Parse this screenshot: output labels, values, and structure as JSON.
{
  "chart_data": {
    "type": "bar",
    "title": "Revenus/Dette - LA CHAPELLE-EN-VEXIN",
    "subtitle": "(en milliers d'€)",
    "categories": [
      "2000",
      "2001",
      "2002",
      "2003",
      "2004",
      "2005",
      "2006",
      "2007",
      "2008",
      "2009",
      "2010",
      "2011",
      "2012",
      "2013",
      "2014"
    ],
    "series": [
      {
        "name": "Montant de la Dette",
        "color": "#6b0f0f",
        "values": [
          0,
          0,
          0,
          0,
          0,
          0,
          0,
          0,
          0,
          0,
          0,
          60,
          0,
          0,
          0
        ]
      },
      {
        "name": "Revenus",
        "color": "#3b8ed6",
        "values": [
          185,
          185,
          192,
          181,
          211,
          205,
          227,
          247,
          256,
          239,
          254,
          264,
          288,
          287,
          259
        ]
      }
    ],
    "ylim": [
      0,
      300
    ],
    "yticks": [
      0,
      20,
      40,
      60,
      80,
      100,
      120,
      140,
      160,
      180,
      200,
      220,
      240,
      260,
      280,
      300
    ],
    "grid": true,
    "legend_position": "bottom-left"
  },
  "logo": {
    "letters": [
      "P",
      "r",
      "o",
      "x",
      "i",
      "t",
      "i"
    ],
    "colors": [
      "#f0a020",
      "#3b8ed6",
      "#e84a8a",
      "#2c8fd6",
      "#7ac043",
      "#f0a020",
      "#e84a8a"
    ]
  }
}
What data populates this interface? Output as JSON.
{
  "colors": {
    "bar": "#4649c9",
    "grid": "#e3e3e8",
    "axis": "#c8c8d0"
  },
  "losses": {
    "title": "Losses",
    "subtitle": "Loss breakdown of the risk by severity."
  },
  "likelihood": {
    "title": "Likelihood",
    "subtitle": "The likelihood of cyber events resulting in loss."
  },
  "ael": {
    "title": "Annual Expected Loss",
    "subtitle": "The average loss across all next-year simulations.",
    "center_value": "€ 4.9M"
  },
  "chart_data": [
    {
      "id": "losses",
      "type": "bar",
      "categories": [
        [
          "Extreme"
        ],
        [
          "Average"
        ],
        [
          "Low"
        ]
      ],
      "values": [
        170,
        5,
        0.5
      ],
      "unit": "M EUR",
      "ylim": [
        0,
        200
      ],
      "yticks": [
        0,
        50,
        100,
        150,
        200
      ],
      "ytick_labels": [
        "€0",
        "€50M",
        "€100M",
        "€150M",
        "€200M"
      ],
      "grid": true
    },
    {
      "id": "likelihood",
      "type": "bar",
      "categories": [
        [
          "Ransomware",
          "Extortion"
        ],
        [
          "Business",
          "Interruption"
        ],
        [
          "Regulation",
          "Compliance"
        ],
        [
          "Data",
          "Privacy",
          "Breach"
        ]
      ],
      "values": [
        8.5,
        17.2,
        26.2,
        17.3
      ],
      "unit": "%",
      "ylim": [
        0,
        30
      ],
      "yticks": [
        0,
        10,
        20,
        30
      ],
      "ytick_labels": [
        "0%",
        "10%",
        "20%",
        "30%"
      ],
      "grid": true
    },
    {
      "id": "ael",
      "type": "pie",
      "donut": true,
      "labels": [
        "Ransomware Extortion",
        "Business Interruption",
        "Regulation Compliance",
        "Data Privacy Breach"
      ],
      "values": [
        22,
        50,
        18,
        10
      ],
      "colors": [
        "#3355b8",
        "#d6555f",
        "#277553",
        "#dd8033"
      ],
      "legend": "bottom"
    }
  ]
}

EXERCISE PROMPT — Transcribe every entry exactly.

RESULT OF THIS TASK —
Parse this screenshot: output labels, values, and structure as JSON.
{
  "chart_data": {
    "type": "bar",
    "title": "Revenus/Dette - LA CHAPELLE-EN-VEXIN",
    "subtitle": "(en milliers d'€)",
    "categories": [
      "2000",
      "2001",
      "2002",
      "2003",
      "2004",
      "2005",
      "2006",
      "2007",
      "2008",
      "2009",
      "2010",
      "2011",
      "2012",
      "2013",
      "2014"
    ],
    "series": [
      {
        "name": "Montant de la Dette",
        "color": "#6b0f0f",
        "values": [
          0,
          0,
          0,
          0,
          0,
          0,
          0,
          0,
          0,
          0,
          0,
          60,
          0,
          0,
          0
        ]
      },
      {
        "name": "Revenus",
        "color": "#3b8ed6",
        "values": [
          185,
          185,
          192,
          181,
          211,
          205,
          227,
          247,
          256,
          239,
          254,
          264,
          288,
          287,
          259
        ]
      }
    ],
    "ylim": [
      0,
      300
    ],
    "yticks": [
      0,
      20,
      40,
      60,
      80,
      100,
      120,
      140,
      160,
      180,
      200,
      220,
      240,
      260,
      280,
      300
    ],
    "grid": true,
    "legend_position": "bottom-left"
  },
  "logo": {
    "letters": [
      "P",
      "r",
      "o",
      "x",
      "i",
      "t",
      "i"
    ],
    "colors": [
      "#f0a020",
      "#3b8ed6",
      "#e84a8a",
      "#2c8fd6",
      "#7ac043",
      "#f0a020",
      "#e84a8a"
    ]
  }
}
What data populates this interface? Output as JSON.
{
  "colors": {
    "bar": "#4649c9",
    "grid": "#e3e3e8",
    "axis": "#c8c8d0"
  },
  "losses": {
    "title": "Losses",
    "subtitle": "Loss breakdown of the risk by severity."
  },
  "likelihood": {
    "title": "Likelihood",
    "subtitle": "The likelihood of cyber events resulting in loss."
  },
  "ael": {
    "title": "Annual Expected Loss",
    "subtitle": "The average loss across all next-year simulations.",
    "center_value": "€ 4.9M"
  },
  "chart_data": [
    {
      "id": "losses",
      "type": "bar",
      "categories": [
        [
          "Extreme"
        ],
        [
          "Average"
        ],
        [
          "Low"
        ]
      ],
      "values": [
        170,
        5,
        0.5
      ],
      "unit": "M EUR",
      "ylim": [
        0,
        200
      ],
      "yticks": [
        0,
        50,
        100,
        150,
        200
      ],
      "ytick_labels": [
        "€0",
        "€50M",
        "€100M",
        "€150M",
        "€200M"
      ],
      "grid": true
    },
    {
      "id": "likelihood",
      "type": "bar",
      "categories": [
        [
          "Ransomware",
          "Extortion"
        ],
        [
          "Business",
          "Interruption"
        ],
        [
          "Regulation",
          "Compliance"
        ],
        [
          "Data",
          "Privacy",
          "Breach"
        ]
      ],
      "values": [
        8.5,
        17.2,
        26.2,
        17.3
      ],
      "unit": "%",
      "ylim": [
        0,
        30
      ],
      "yticks": [
        0,
        10,
        20,
        30
      ],
      "ytick_labels": [
        "0%",
        "10%",
        "20%",
        "30%"
      ],
      "grid": true
    },
    {
      "id": "ael",
      "type": "pie",
      "donut": true,
      "labels": [
        "Ransomware Extortion",
        "Business Interruption",
        "Regulation Compliance",
        "Data Privacy Breach"
      ],
      "values": [
        22,
        50,
        18,
        10
      ],
      "colors": [
        "#3355b8",
        "#d6555f",
        "#277553",
        "#dd8033"
      ],
      "legend": "bottom"
    }
  ]
}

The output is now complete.